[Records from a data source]
════

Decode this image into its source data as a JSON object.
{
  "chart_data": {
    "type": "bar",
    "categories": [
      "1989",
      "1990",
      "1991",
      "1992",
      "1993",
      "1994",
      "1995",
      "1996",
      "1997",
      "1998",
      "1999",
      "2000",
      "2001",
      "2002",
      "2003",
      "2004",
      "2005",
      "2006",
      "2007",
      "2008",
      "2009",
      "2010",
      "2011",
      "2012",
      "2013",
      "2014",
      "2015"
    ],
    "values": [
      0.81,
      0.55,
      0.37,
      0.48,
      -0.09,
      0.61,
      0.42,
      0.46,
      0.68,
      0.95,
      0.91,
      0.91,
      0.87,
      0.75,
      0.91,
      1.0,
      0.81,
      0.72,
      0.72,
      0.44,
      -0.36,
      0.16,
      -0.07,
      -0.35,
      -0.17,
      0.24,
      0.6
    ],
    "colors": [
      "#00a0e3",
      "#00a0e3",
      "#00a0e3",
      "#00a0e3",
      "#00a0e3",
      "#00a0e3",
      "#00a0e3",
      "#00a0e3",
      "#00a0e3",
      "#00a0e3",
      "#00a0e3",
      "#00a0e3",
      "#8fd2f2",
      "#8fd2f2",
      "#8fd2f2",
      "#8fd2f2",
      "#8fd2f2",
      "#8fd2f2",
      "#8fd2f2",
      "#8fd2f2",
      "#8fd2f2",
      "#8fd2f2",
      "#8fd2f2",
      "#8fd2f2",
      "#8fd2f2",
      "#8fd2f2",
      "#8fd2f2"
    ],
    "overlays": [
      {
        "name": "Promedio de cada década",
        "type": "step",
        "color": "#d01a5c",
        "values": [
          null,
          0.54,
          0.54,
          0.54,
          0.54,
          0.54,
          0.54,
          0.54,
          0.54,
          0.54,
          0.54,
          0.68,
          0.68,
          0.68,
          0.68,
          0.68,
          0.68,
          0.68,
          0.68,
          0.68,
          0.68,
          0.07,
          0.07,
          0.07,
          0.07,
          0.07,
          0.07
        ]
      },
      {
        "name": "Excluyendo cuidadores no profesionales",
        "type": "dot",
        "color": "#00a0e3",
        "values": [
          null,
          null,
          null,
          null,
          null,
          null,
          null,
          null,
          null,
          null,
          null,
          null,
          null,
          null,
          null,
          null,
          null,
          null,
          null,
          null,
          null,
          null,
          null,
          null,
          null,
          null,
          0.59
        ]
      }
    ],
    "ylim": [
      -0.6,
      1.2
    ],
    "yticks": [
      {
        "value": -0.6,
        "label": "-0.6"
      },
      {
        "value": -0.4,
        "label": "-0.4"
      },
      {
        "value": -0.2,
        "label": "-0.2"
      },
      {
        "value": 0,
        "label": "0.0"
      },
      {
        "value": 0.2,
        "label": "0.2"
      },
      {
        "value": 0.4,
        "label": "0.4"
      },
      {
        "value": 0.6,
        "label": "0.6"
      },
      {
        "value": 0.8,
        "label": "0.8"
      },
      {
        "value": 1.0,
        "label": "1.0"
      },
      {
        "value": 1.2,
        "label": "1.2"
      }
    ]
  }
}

════

__STATED TASK__. Every entry should be printed again exactly as it stands.

__TASK RESULT__.
Decode this image into its source data as a JSON object.
{
  "chart_data": {
    "type": "bar",
    "categories": [
      "1989",
      "1990",
      "1991",
      "1992",
      "1993",
      "1994",
      "1995",
      "1996",
      "1997",
      "1998",
      "1999",
      "2000",
      "2001",
      "2002",
      "2003",
      "2004",
      "2005",
      "2006",
      "2007",
      "2008",
      "2009",
      "2010",
      "2011",
      "2012",
      "2013",
      "2014",
      "2015"
    ],
    "values": [
      0.81,
      0.55,
      0.37,
      0.48,
      -0.09,
      0.61,
      0.42,
      0.46,
      0.68,
      0.95,
      0.91,
      0.91,
      0.87,
      0.75,
      0.91,
      1.0,
      0.81,
      0.72,
      0.72,
      0.44,
      -0.36,
      0.16,
      -0.07,
      -0.35,
      -0.17,
      0.24,
      0.6
    ],
    "colors": [
      "#00a0e3",
      "#00a0e3",
      "#00a0e3",
      "#00a0e3",
      "#00a0e3",
      "#00a0e3",
      "#00a0e3",
      "#00a0e3",
      "#00a0e3",
      "#00a0e3",
      "#00a0e3",
      "#00a0e3",
      "#8fd2f2",
      "#8fd2f2",
      "#8fd2f2",
      "#8fd2f2",
      "#8fd2f2",
      "#8fd2f2",
      "#8fd2f2",
      "#8fd2f2",
      "#8fd2f2",
      "#8fd2f2",
      "#8fd2f2",
      "#8fd2f2",
      "#8fd2f2",
      "#8fd2f2",
      "#8fd2f2"
    ],
    "overlays": [
      {
        "name": "Promedio de cada década",
        "type": "step",
        "color": "#d01a5c",
        "values": [
          null,
          0.54,
          0.54,
          0.54,
          0.54,
          0.54,
          0.54,
          0.54,
          0.54,
          0.54,
          0.54,
          0.68,
          0.68,
          0.68,
          0.68,
          0.68,
          0.68,
          0.68,
          0.68,
          0.68,
          0.68,
          0.07,
          0.07,
          0.07,
          0.07,
          0.07,
          0.07
        ]
      },
      {
        "name": "Excluyendo cuidadores no profesionales",
        "type": "dot",
        "color": "#00a0e3",
        "values": [
          null,
          null,
          null,
          null,
          null,
          null,
          null,
          null,
          null,
          null,
          null,
          null,
          null,
          null,
          null,
          null,
          null,
          null,
          null,
          null,
          null,
          null,
          null,
          null,
          null,
          null,
          0.59
        ]
      }
    ],
    "ylim": [
      -0.6,
      1.2
    ],
    "yticks": [
      {
        "value": -0.6,
        "label": "-0.6"
      },
      {
        "value": -0.4,
        "label": "-0.4"
      },
      {
        "value": -0.2,
        "label": "-0.2"
      },
      {
        "value": 0,
        "label": "0.0"
      },
      {
        "value": 0.2,
        "label": "0.2"
      },
      {
        "value": 0.4,
        "label": "0.4"
      },
      {
        "value": 0.6,
        "label": "0.6"
      },
      {
        "value": 0.8,
        "label": "0.8"
      },
      {
        "value": 1.0,
        "label": "1.0"
      },
      {
        "value": 1.2,
        "label": "1.2"
      }
    ]
  }
}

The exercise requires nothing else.